# Task brief
Please reproduce exactly the lines of the material starting at the line containing "did-not-vote-banner: DID NOT" and ending at the line containing "red-bar-wisconsin bbox=[467, 257, 493, 372]", including both.

═══ Given information

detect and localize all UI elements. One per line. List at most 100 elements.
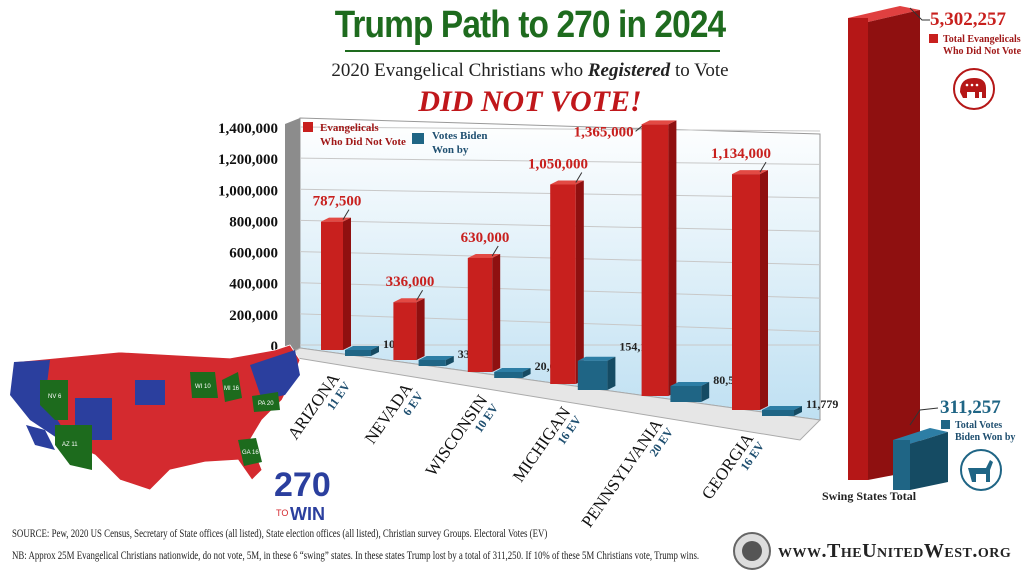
did-not-vote-banner: DID NOT VOTE! bbox=[418, 85, 642, 118]
title-underline bbox=[345, 50, 720, 52]
blue-bar-michigan bbox=[577, 360, 608, 390]
red-value-label: 787,500 bbox=[313, 194, 362, 210]
swing-states-total-label: Swing States Total bbox=[822, 489, 917, 503]
blue-bar-side bbox=[371, 346, 379, 356]
map-label-mi: MI 16 bbox=[224, 386, 240, 392]
blue-bar-top bbox=[418, 356, 454, 360]
total-red-legend-swatch bbox=[929, 34, 938, 43]
total-red-legend-2: Who Did Not Vote bbox=[943, 46, 1022, 57]
red-bar-top bbox=[641, 120, 677, 125]
leader-line bbox=[342, 209, 350, 220]
red-bar-side bbox=[575, 180, 584, 384]
blue-bar-georgia bbox=[762, 410, 794, 416]
map-label-az: AZ 11 bbox=[62, 442, 78, 448]
united-west-seal-icon bbox=[733, 532, 771, 570]
blue-bar-top bbox=[670, 381, 710, 386]
map-label-pa: PA 20 bbox=[258, 401, 274, 407]
red-bar-side bbox=[668, 120, 677, 397]
red-value-label: 336,000 bbox=[386, 274, 435, 290]
red-value-label: 1,134,000 bbox=[711, 146, 771, 162]
blue-bar-top bbox=[494, 368, 531, 372]
blue-bar-top bbox=[345, 346, 379, 350]
red-bar-wisconsin bbox=[467, 257, 493, 372]
total-blue-leader-line bbox=[909, 407, 939, 426]
map-label-ga: GA 16 bbox=[242, 450, 259, 456]
subtitle: 2020 Evangelical Christians who Register… bbox=[300, 60, 760, 82]
legend-swatch-red bbox=[303, 122, 313, 132]
red-bar-side bbox=[492, 253, 501, 372]
swing-total-chart: 5,302,257 Total Evangelicals Who Did Not… bbox=[848, 6, 1022, 491]
blue-bar-top bbox=[577, 356, 616, 361]
republican-elephant-icon bbox=[953, 68, 995, 110]
y-tick-label: 1,200,000 bbox=[218, 152, 278, 168]
blue-bar-nevada bbox=[418, 360, 446, 366]
source-note: SOURCE: Pew, 2020 US Census, Secretary o… bbox=[12, 528, 548, 540]
blue-bar-pennsylvania bbox=[670, 385, 702, 402]
270-to-win-logo: 270 TO WIN bbox=[274, 466, 331, 524]
total-blue-legend-1: Total Votes bbox=[955, 420, 1002, 431]
leader-line bbox=[491, 245, 499, 257]
total-blue-bar bbox=[893, 440, 910, 490]
legend-swatch-blue bbox=[412, 133, 424, 144]
gridline bbox=[299, 126, 821, 132]
map-label-nv: NV 6 bbox=[48, 394, 62, 400]
blue-bar-arizona bbox=[345, 350, 371, 356]
website-link[interactable]: www.TheUnitedWest.org bbox=[778, 540, 1012, 562]
gridline bbox=[299, 157, 821, 165]
map-label-wi: WI 10 bbox=[195, 384, 211, 390]
blue-bar-side bbox=[701, 381, 710, 402]
y-tick-label: 1,000,000 bbox=[218, 183, 278, 199]
red-bar-georgia bbox=[732, 174, 760, 410]
total-blue-legend-swatch bbox=[941, 420, 950, 429]
chart-side-wall bbox=[285, 118, 300, 356]
red-bar-side bbox=[343, 217, 351, 350]
y-tick-label: 400,000 bbox=[229, 277, 278, 293]
y-tick-label: 1,400,000 bbox=[218, 121, 278, 137]
red-bar-nevada bbox=[393, 302, 417, 360]
blue-bar-side bbox=[445, 356, 454, 366]
blue-bar-top bbox=[762, 406, 802, 410]
total-red-value-label: 5,302,257 bbox=[930, 9, 1007, 30]
y-tick-label: 0 bbox=[271, 339, 279, 355]
red-bar-top bbox=[732, 170, 768, 175]
legend-label-red-1: Evangelicals bbox=[320, 122, 379, 134]
red-value-label: 1,050,000 bbox=[528, 157, 588, 173]
legend-label-red-2: Who Did Not Vote bbox=[320, 136, 406, 148]
blue-bar-side bbox=[522, 368, 531, 378]
chart-legend: Evangelicals Who Did Not Vote Votes Bide… bbox=[303, 122, 488, 156]
red-bar-top bbox=[550, 180, 584, 185]
logo-number: 270 bbox=[274, 466, 331, 504]
y-tick-label: 600,000 bbox=[229, 246, 278, 262]
red-bar-pennsylvania bbox=[641, 124, 669, 397]
legend-label-blue-1: Votes Biden bbox=[432, 130, 488, 142]
blue-value-label: 11,779 bbox=[806, 397, 838, 411]
logo-to: TO bbox=[276, 508, 288, 518]
red-bar-side bbox=[760, 170, 768, 410]
nb-note: NB: Approx 25M Evangelical Christians na… bbox=[12, 550, 700, 562]
total-red-leader-line bbox=[909, 7, 930, 21]
page-title: Trump Path to 270 in 2024 bbox=[334, 4, 726, 46]
blue-bar-side bbox=[794, 406, 802, 416]
total-red-bar-side bbox=[868, 10, 920, 480]
red-value-label: 630,000 bbox=[461, 230, 510, 246]
red-bar-top bbox=[467, 253, 501, 258]
red-value-label: 1,365,000 bbox=[574, 124, 634, 140]
category-name: PENNSYLVANIA bbox=[578, 415, 667, 531]
blue-bar-side bbox=[607, 356, 616, 390]
logo-win: WIN bbox=[290, 504, 325, 524]
democrat-donkey-icon bbox=[960, 449, 1002, 491]
subtitle-post: to Vote bbox=[670, 60, 729, 81]
legend-label-blue-2: Won by bbox=[432, 144, 469, 156]
blue-bar-wisconsin bbox=[494, 372, 523, 378]
y-tick-label: 800,000 bbox=[229, 214, 278, 230]
leader-line bbox=[575, 172, 583, 183]
subtitle-pre: 2020 Evangelical Christians who bbox=[331, 60, 588, 81]
subtitle-emphasis: Registered bbox=[587, 60, 671, 81]
total-blue-legend-2: Biden Won by bbox=[955, 432, 1015, 443]
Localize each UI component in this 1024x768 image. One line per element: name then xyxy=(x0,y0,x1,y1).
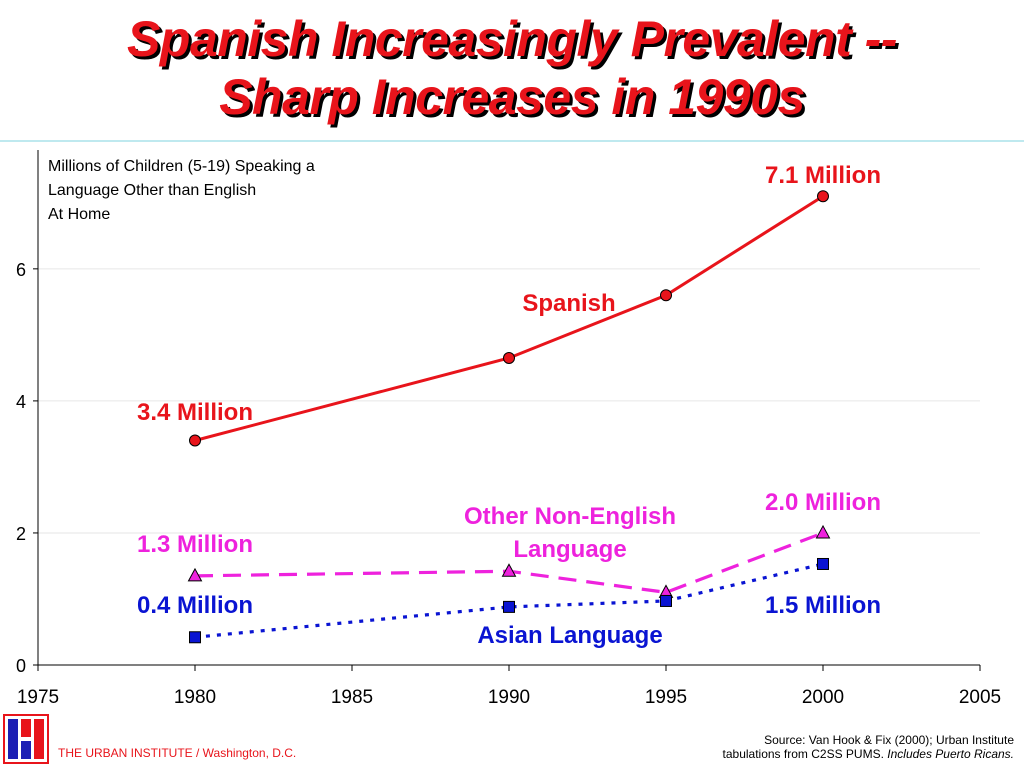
y-axis-caption-line-1: Millions of Children (5-19) Speaking a xyxy=(48,158,315,175)
source-line-2-text: tabulations from C2SS PUMS. xyxy=(722,747,884,761)
footer-organization: THE URBAN INSTITUTE / Washington, D.C. xyxy=(58,746,297,760)
y-tick-label-4: 4 xyxy=(16,392,26,412)
x-tick-label-1985: 1985 xyxy=(331,687,373,708)
series-2-point-1980 xyxy=(187,567,203,582)
series-3-point-1980 xyxy=(189,631,201,644)
y-tick-label-2: 2 xyxy=(16,524,26,544)
annotation-6: 2.0 Million xyxy=(765,489,881,516)
series-line-3 xyxy=(194,562,824,639)
y-tick-label-0: 0 xyxy=(16,656,26,676)
x-tick-label-2000: 2000 xyxy=(802,687,844,708)
series-1-point-1995 xyxy=(660,289,672,302)
series-line-2 xyxy=(194,531,824,595)
series-2-point-1990 xyxy=(501,563,517,577)
annotation-4: Other Non-English xyxy=(464,503,676,530)
series-2-point-2000 xyxy=(815,524,831,539)
urban-institute-logo xyxy=(3,714,49,764)
x-tick-label-2005: 2005 xyxy=(959,687,1001,708)
annotation-5: Language xyxy=(513,536,626,563)
title-line-1: Spanish Increasingly Prevalent -- xyxy=(127,11,897,67)
annotation-3: 3.4 Million xyxy=(137,399,253,426)
series-3-point-1990 xyxy=(503,600,515,613)
source-note-italic: Includes Puerto Ricans. xyxy=(887,747,1014,761)
source-line-2: tabulations from C2SS PUMS. Includes Pue… xyxy=(723,747,1014,761)
x-tick-label-1995: 1995 xyxy=(645,687,687,708)
x-tick-label-1990: 1990 xyxy=(488,687,530,708)
annotation-8: 0.4 Million xyxy=(137,592,253,619)
source-line-1: Source: Van Hook & Fix (2000); Urban Ins… xyxy=(764,733,1014,747)
y-tick-label-6: 6 xyxy=(16,260,26,280)
x-tick-label-1975: 1975 xyxy=(17,687,59,708)
series-1-point-2000 xyxy=(817,190,829,203)
annotation-7: 1.3 Million xyxy=(137,531,253,558)
title-divider xyxy=(0,140,1024,142)
series-1-point-1990 xyxy=(503,351,515,364)
annotation-10: Asian Language xyxy=(477,622,662,649)
series-3-point-1995 xyxy=(660,594,672,607)
chart-title: Spanish Increasingly Prevalent -- Sharp … xyxy=(0,10,1024,126)
series-line-1 xyxy=(194,194,824,442)
annotation-9: 1.5 Million xyxy=(765,592,881,619)
title-line-2: Sharp Increases in 1990s xyxy=(219,69,805,125)
series-3-point-2000 xyxy=(817,557,829,570)
source-note: Source: Van Hook & Fix (2000); Urban Ins… xyxy=(723,733,1014,761)
annotation-2: Spanish xyxy=(522,290,615,317)
x-tick-label-1980: 1980 xyxy=(174,687,216,708)
y-axis-caption-line-2: Language Other than English xyxy=(48,182,256,199)
annotation-1: 7.1 Million xyxy=(765,162,881,189)
series-1-point-1980 xyxy=(189,434,201,447)
y-axis-caption-line-3: At Home xyxy=(48,206,110,223)
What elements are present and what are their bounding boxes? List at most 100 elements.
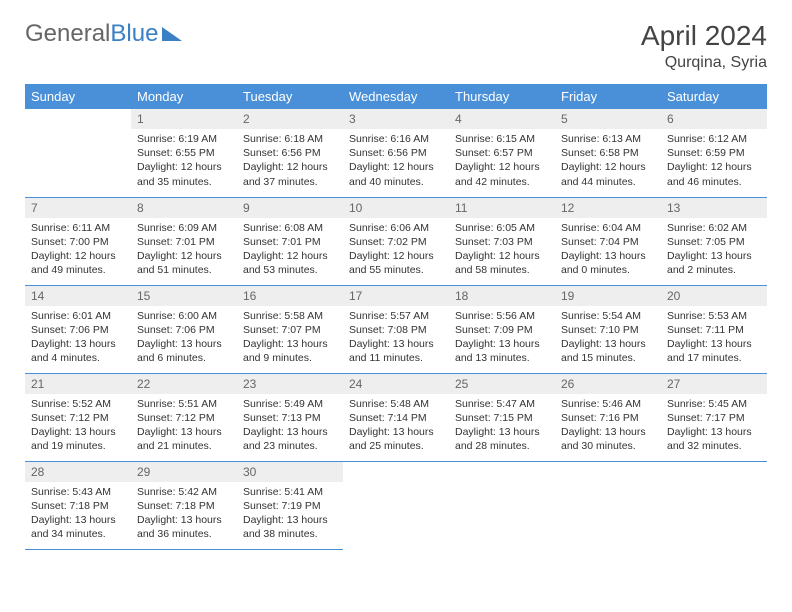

══════

# Task output
did-not-vote-banner: DID NOT VOTE! bbox=[418, 85, 642, 118]
title-underline bbox=[345, 50, 720, 52]
blue-bar-michigan bbox=[577, 360, 608, 390]
red-value-label: 787,500 bbox=[313, 194, 362, 210]
swing-states-total-label: Swing States Total bbox=[822, 489, 917, 503]
blue-bar-side bbox=[371, 346, 379, 356]
map-label-mi: MI 16 bbox=[224, 386, 240, 392]
blue-bar-top bbox=[418, 356, 454, 360]
total-red-legend-swatch bbox=[929, 34, 938, 43]
total-red-legend-2: Who Did Not Vote bbox=[943, 46, 1022, 57]
red-bar-top bbox=[641, 120, 677, 125]
leader-line bbox=[342, 209, 350, 220]
red-bar-side bbox=[575, 180, 584, 384]
blue-bar-georgia bbox=[762, 410, 794, 416]
map-label-az: AZ 11 bbox=[62, 442, 78, 448]
united-west-seal-icon bbox=[733, 532, 771, 570]
blue-bar-top bbox=[670, 381, 710, 386]
map-label-pa: PA 20 bbox=[258, 401, 274, 407]
red-bar-side bbox=[668, 120, 677, 397]
red-value-label: 336,000 bbox=[386, 274, 435, 290]
red-value-label: 1,134,000 bbox=[711, 146, 771, 162]
blue-bar-top bbox=[494, 368, 531, 372]
blue-bar-top bbox=[345, 346, 379, 350]
red-bar-wisconsin bbox=[467, 257, 493, 372]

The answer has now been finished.